[Stored data entries]
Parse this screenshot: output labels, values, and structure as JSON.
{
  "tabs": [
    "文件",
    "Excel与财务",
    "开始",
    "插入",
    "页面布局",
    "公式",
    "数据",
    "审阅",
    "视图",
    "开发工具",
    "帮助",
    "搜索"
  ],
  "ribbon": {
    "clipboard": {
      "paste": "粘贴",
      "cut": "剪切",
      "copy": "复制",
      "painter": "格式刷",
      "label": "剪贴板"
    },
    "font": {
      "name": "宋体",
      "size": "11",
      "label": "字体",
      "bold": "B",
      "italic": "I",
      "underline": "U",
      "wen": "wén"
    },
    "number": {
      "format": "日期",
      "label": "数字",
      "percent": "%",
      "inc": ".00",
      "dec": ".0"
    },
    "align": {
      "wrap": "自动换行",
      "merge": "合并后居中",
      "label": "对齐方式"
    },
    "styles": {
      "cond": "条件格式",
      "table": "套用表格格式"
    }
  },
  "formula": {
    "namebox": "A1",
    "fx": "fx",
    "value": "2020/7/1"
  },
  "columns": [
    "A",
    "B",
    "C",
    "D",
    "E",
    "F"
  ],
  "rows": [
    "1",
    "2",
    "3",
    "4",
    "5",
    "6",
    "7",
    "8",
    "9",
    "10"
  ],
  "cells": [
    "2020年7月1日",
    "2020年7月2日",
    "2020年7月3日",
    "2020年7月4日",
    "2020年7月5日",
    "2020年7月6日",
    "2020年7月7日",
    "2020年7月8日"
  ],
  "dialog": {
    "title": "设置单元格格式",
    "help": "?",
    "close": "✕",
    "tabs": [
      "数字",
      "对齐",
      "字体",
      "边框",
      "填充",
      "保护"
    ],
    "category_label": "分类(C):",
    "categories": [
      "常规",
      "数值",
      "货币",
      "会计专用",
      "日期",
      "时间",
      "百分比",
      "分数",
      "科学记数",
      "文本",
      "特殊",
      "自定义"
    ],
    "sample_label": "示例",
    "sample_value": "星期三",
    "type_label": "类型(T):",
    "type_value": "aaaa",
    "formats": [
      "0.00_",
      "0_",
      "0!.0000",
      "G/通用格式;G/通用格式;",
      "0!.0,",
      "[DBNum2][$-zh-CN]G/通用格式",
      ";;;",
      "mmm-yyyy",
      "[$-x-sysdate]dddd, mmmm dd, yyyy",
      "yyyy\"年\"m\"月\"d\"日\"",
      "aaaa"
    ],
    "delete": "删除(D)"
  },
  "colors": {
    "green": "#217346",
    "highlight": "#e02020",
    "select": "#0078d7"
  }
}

REQUIRED TASK: Write down the full listing again, exactly.

ANSWER TO THIS PROBLEM:
Parse this screenshot: output labels, values, and structure as JSON.
{
  "tabs": [
    "文件",
    "Excel与财务",
    "开始",
    "插入",
    "页面布局",
    "公式",
    "数据",
    "审阅",
    "视图",
    "开发工具",
    "帮助",
    "搜索"
  ],
  "ribbon": {
    "clipboard": {
      "paste": "粘贴",
      "cut": "剪切",
      "copy": "复制",
      "painter": "格式刷",
      "label": "剪贴板"
    },
    "font": {
      "name": "宋体",
      "size": "11",
      "label": "字体",
      "bold": "B",
      "italic": "I",
      "underline": "U",
      "wen": "wén"
    },
    "number": {
      "format": "日期",
      "label": "数字",
      "percent": "%",
      "inc": ".00",
      "dec": ".0"
    },
    "align": {
      "wrap": "自动换行",
      "merge": "合并后居中",
      "label": "对齐方式"
    },
    "styles": {
      "cond": "条件格式",
      "table": "套用表格格式"
    }
  },
  "formula": {
    "namebox": "A1",
    "fx": "fx",
    "value": "2020/7/1"
  },
  "columns": [
    "A",
    "B",
    "C",
    "D",
    "E",
    "F"
  ],
  "rows": [
    "1",
    "2",
    "3",
    "4",
    "5",
    "6",
    "7",
    "8",
    "9",
    "10"
  ],
  "cells": [
    "2020年7月1日",
    "2020年7月2日",
    "2020年7月3日",
    "2020年7月4日",
    "2020年7月5日",
    "2020年7月6日",
    "2020年7月7日",
    "2020年7月8日"
  ],
  "dialog": {
    "title": "设置单元格格式",
    "help": "?",
    "close": "✕",
    "tabs": [
      "数字",
      "对齐",
      "字体",
      "边框",
      "填充",
      "保护"
    ],
    "category_label": "分类(C):",
    "categories": [
      "常规",
      "数值",
      "货币",
      "会计专用",
      "日期",
      "时间",
      "百分比",
      "分数",
      "科学记数",
      "文本",
      "特殊",
      "自定义"
    ],
    "sample_label": "示例",
    "sample_value": "星期三",
    "type_label": "类型(T):",
    "type_value": "aaaa",
    "formats": [
      "0.00_",
      "0_",
      "0!.0000",
      "G/通用格式;G/通用格式;",
      "0!.0,",
      "[DBNum2][$-zh-CN]G/通用格式",
      ";;;",
      "mmm-yyyy",
      "[$-x-sysdate]dddd, mmmm dd, yyyy",
      "yyyy\"年\"m\"月\"d\"日\"",
      "aaaa"
    ],
    "delete": "删除(D)"
  },
  "colors": {
    "green": "#217346",
    "highlight": "#e02020",
    "select": "#0078d7"
  }
}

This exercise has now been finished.